> _Brief_: Please determine how many lines of the material include the word "Assurance", and respond with nothing but that number.

Source records:
# # #
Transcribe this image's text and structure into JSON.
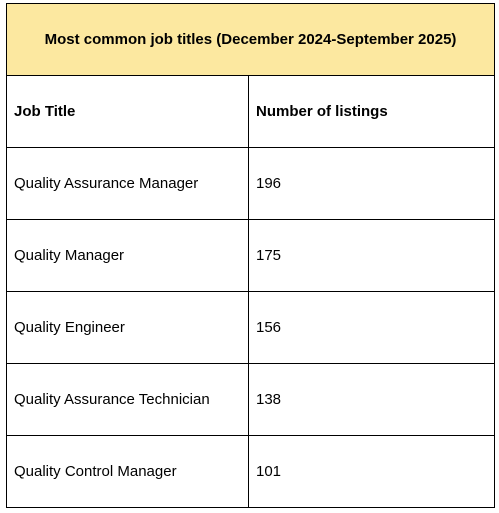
{
  "table": {
    "title": "Most common job titles (December 2024-September 2025)",
    "headers": {
      "job_title": "Job Title",
      "listings": "Number of listings"
    },
    "rows": [
      {
        "job_title": "Quality Assurance Manager",
        "listings": "196"
      },
      {
        "job_title": "Quality Manager",
        "listings": "175"
      },
      {
        "job_title": "Quality Engineer",
        "listings": "156"
      },
      {
        "job_title": "Quality Assurance Technician",
        "listings": "138"
      },
      {
        "job_title": "Quality Control Manager",
        "listings": "101"
      }
    ]
  },
  "colors": {
    "title_background": "#fce8a0",
    "border": "#000000",
    "text": "#000000"
  }
}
# # #
> _Response_: 2